Goal: Reproduce every entry exactly.

Stored data:

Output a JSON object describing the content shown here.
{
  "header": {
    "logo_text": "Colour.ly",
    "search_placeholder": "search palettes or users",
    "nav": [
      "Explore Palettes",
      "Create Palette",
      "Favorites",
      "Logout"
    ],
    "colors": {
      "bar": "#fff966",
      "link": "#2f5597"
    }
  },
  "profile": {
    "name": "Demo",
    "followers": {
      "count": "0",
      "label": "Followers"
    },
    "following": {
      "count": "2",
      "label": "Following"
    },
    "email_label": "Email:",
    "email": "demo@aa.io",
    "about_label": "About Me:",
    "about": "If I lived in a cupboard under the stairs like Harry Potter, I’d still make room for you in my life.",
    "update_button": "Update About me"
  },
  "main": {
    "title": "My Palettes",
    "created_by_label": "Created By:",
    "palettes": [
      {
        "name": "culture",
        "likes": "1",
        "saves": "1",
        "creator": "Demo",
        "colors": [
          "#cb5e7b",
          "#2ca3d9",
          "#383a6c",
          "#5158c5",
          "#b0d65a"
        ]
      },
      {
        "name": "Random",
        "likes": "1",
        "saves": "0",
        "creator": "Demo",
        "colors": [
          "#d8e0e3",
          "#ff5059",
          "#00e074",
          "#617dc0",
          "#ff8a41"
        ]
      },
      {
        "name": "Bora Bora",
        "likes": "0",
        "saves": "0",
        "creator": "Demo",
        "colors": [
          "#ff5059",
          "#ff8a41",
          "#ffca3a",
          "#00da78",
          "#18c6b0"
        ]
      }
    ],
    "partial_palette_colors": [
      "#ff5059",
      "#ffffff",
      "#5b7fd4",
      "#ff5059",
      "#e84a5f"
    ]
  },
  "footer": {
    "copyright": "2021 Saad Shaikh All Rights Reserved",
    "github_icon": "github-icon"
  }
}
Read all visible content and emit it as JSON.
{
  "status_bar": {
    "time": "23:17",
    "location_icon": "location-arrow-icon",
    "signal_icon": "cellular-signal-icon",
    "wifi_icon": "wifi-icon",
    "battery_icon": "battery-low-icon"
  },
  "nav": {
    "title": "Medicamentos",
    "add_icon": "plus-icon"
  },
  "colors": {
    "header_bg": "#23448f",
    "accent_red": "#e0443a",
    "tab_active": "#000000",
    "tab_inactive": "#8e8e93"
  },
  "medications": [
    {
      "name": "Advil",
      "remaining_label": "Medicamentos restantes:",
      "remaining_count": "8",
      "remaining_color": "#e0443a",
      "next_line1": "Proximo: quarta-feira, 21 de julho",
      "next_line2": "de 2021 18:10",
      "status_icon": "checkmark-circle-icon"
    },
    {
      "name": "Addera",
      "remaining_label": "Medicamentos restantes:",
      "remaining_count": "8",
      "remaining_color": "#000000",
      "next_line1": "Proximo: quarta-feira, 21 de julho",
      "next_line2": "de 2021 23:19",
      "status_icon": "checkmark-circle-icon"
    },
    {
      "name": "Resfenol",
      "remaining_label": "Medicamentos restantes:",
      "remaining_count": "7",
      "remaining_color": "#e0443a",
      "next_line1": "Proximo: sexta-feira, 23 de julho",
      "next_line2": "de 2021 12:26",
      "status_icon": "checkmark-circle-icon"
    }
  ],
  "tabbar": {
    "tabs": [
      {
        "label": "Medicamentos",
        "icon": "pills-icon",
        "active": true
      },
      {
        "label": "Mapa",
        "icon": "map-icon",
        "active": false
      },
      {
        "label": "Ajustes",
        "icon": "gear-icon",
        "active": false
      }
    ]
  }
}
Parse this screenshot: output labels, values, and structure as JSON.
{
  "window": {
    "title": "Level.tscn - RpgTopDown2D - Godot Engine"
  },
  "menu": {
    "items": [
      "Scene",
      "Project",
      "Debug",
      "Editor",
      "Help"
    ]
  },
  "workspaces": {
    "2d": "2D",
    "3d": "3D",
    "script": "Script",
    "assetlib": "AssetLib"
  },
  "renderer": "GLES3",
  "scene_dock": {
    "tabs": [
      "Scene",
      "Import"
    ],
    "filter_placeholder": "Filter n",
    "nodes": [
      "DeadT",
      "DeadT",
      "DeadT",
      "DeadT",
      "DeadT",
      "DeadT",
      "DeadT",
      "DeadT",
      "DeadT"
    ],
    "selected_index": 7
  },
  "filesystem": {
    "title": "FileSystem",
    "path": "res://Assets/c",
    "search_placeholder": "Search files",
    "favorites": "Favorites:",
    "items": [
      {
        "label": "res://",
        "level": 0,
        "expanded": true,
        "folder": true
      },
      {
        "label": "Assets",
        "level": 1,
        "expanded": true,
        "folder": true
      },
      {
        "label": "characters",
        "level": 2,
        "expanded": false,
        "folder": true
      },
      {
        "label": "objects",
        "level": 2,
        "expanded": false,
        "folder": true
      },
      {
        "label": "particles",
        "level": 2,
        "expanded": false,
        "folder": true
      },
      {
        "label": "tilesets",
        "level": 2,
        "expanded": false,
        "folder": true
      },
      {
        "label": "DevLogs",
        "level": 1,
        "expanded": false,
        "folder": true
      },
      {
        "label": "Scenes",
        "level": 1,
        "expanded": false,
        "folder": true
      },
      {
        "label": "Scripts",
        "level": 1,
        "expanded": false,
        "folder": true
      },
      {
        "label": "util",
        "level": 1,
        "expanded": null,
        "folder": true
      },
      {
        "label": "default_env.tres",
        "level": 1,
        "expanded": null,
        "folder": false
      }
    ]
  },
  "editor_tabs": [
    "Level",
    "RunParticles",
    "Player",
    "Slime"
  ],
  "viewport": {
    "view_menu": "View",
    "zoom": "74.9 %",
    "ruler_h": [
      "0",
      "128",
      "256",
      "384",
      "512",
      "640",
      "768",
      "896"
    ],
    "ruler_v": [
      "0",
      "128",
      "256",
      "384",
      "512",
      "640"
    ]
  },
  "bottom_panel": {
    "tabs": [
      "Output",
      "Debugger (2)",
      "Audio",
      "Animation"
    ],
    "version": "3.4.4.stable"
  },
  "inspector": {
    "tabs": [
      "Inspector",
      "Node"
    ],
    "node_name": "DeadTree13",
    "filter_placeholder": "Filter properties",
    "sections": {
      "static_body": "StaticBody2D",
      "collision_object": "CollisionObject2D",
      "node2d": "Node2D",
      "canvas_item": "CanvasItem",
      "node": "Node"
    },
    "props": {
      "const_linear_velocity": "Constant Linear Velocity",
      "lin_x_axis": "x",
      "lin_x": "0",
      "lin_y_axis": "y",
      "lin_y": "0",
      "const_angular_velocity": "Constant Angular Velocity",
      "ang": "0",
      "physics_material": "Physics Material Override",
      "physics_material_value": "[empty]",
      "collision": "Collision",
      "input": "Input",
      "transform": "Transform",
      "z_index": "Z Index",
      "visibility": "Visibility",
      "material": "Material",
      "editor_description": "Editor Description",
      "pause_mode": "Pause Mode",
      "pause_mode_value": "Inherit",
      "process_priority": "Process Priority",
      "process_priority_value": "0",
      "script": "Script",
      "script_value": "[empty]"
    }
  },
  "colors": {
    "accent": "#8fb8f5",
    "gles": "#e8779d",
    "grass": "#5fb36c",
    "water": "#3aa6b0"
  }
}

Answer below:
Output a JSON object describing the content shown here.
{
  "header": {
    "logo_text": "Colour.ly",
    "search_placeholder": "search palettes or users",
    "nav": [
      "Explore Palettes",
      "Create Palette",
      "Favorites",
      "Logout"
    ],
    "colors": {
      "bar": "#fff966",
      "link": "#2f5597"
    }
  },
  "profile": {
    "name": "Demo",
    "followers": {
      "count": "0",
      "label": "Followers"
    },
    "following": {
      "count": "2",
      "label": "Following"
    },
    "email_label": "Email:",
    "email": "demo@aa.io",
    "about_label": "About Me:",
    "about": "If I lived in a cupboard under the stairs like Harry Potter, I’d still make room for you in my life.",
    "update_button": "Update About me"
  },
  "main": {
    "title": "My Palettes",
    "created_by_label": "Created By:",
    "palettes": [
      {
        "name": "culture",
        "likes": "1",
        "saves": "1",
        "creator": "Demo",
        "colors": [
          "#cb5e7b",
          "#2ca3d9",
          "#383a6c",
          "#5158c5",
          "#b0d65a"
        ]
      },
      {
        "name": "Random",
        "likes": "1",
        "saves": "0",
        "creator": "Demo",
        "colors": [
          "#d8e0e3",
          "#ff5059",
          "#00e074",
          "#617dc0",
          "#ff8a41"
        ]
      },
      {
        "name": "Bora Bora",
        "likes": "0",
        "saves": "0",
        "creator": "Demo",
        "colors": [
          "#ff5059",
          "#ff8a41",
          "#ffca3a",
          "#00da78",
          "#18c6b0"
        ]
      }
    ],
    "partial_palette_colors": [
      "#ff5059",
      "#ffffff",
      "#5b7fd4",
      "#ff5059",
      "#e84a5f"
    ]
  },
  "footer": {
    "copyright": "2021 Saad Shaikh All Rights Reserved",
    "github_icon": "github-icon"
  }
}
Read all visible content and emit it as JSON.
{
  "status_bar": {
    "time": "23:17",
    "location_icon": "location-arrow-icon",
    "signal_icon": "cellular-signal-icon",
    "wifi_icon": "wifi-icon",
    "battery_icon": "battery-low-icon"
  },
  "nav": {
    "title": "Medicamentos",
    "add_icon": "plus-icon"
  },
  "colors": {
    "header_bg": "#23448f",
    "accent_red": "#e0443a",
    "tab_active": "#000000",
    "tab_inactive": "#8e8e93"
  },
  "medications": [
    {
      "name": "Advil",
      "remaining_label": "Medicamentos restantes:",
      "remaining_count": "8",
      "remaining_color": "#e0443a",
      "next_line1": "Proximo: quarta-feira, 21 de julho",
      "next_line2": "de 2021 18:10",
      "status_icon": "checkmark-circle-icon"
    },
    {
      "name": "Addera",
      "remaining_label": "Medicamentos restantes:",
      "remaining_count": "8",
      "remaining_color": "#000000",
      "next_line1": "Proximo: quarta-feira, 21 de julho",
      "next_line2": "de 2021 23:19",
      "status_icon": "checkmark-circle-icon"
    },
    {
      "name": "Resfenol",
      "remaining_label": "Medicamentos restantes:",
      "remaining_count": "7",
      "remaining_color": "#e0443a",
      "next_line1": "Proximo: sexta-feira, 23 de julho",
      "next_line2": "de 2021 12:26",
      "status_icon": "checkmark-circle-icon"
    }
  ],
  "tabbar": {
    "tabs": [
      {
        "label": "Medicamentos",
        "icon": "pills-icon",
        "active": true
      },
      {
        "label": "Mapa",
        "icon": "map-icon",
        "active": false
      },
      {
        "label": "Ajustes",
        "icon": "gear-icon",
        "active": false
      }
    ]
  }
}
Parse this screenshot: output labels, values, and structure as JSON.
{
  "window": {
    "title": "Level.tscn - RpgTopDown2D - Godot Engine"
  },
  "menu": {
    "items": [
      "Scene",
      "Project",
      "Debug",
      "Editor",
      "Help"
    ]
  },
  "workspaces": {
    "2d": "2D",
    "3d": "3D",
    "script": "Script",
    "assetlib": "AssetLib"
  },
  "renderer": "GLES3",
  "scene_dock": {
    "tabs": [
      "Scene",
      "Import"
    ],
    "filter_placeholder": "Filter n",
    "nodes": [
      "DeadT",
      "DeadT",
      "DeadT",
      "DeadT",
      "DeadT",
      "DeadT",
      "DeadT",
      "DeadT",
      "DeadT"
    ],
    "selected_index": 7
  },
  "filesystem": {
    "title": "FileSystem",
    "path": "res://Assets/c",
    "search_placeholder": "Search files",
    "favorites": "Favorites:",
    "items": [
      {
        "label": "res://",
        "level": 0,
        "expanded": true,
        "folder": true
      },
      {
        "label": "Assets",
        "level": 1,
        "expanded": true,
        "folder": true
      },
      {
        "label": "characters",
        "level": 2,
        "expanded": false,
        "folder": true
      },
      {
        "label": "objects",
        "level": 2,
        "expanded": false,
        "folder": true
      },
      {
        "label": "particles",
        "level": 2,
        "expanded": false,
        "folder": true
      },
      {
        "label": "tilesets",
        "level": 2,
        "expanded": false,
        "folder": true
      },
      {
        "label": "DevLogs",
        "level": 1,
        "expanded": false,
        "folder": true
      },
      {
        "label": "Scenes",
        "level": 1,
        "expanded": false,
        "folder": true
      },
      {
        "label": "Scripts",
        "level": 1,
        "expanded": false,
        "folder": true
      },
      {
        "label": "util",
        "level": 1,
        "expanded": null,
        "folder": true
      },
      {
        "label": "default_env.tres",
        "level": 1,
        "expanded": null,
        "folder": false
      }
    ]
  },
  "editor_tabs": [
    "Level",
    "RunParticles",
    "Player",
    "Slime"
  ],
  "viewport": {
    "view_menu": "View",
    "zoom": "74.9 %",
    "ruler_h": [
      "0",
      "128",
      "256",
      "384",
      "512",
      "640",
      "768",
      "896"
    ],
    "ruler_v": [
      "0",
      "128",
      "256",
      "384",
      "512",
      "640"
    ]
  },
  "bottom_panel": {
    "tabs": [
      "Output",
      "Debugger (2)",
      "Audio",
      "Animation"
    ],
    "version": "3.4.4.stable"
  },
  "inspector": {
    "tabs": [
      "Inspector",
      "Node"
    ],
    "node_name": "DeadTree13",
    "filter_placeholder": "Filter properties",
    "sections": {
      "static_body": "StaticBody2D",
      "collision_object": "CollisionObject2D",
      "node2d": "Node2D",
      "canvas_item": "CanvasItem",
      "node": "Node"
    },
    "props": {
      "const_linear_velocity": "Constant Linear Velocity",
      "lin_x_axis": "x",
      "lin_x": "0",
      "lin_y_axis": "y",
      "lin_y": "0",
      "const_angular_velocity": "Constant Angular Velocity",
      "ang": "0",
      "physics_material": "Physics Material Override",
      "physics_material_value": "[empty]",
      "collision": "Collision",
      "input": "Input",
      "transform": "Transform",
      "z_index": "Z Index",
      "visibility": "Visibility",
      "material": "Material",
      "editor_description": "Editor Description",
      "pause_mode": "Pause Mode",
      "pause_mode_value": "Inherit",
      "process_priority": "Process Priority",
      "process_priority_value": "0",
      "script": "Script",
      "script_value": "[empty]"
    }
  },
  "colors": {
    "accent": "#8fb8f5",
    "gles": "#e8779d",
    "grass": "#5fb36c",
    "water": "#3aa6b0"
  }
}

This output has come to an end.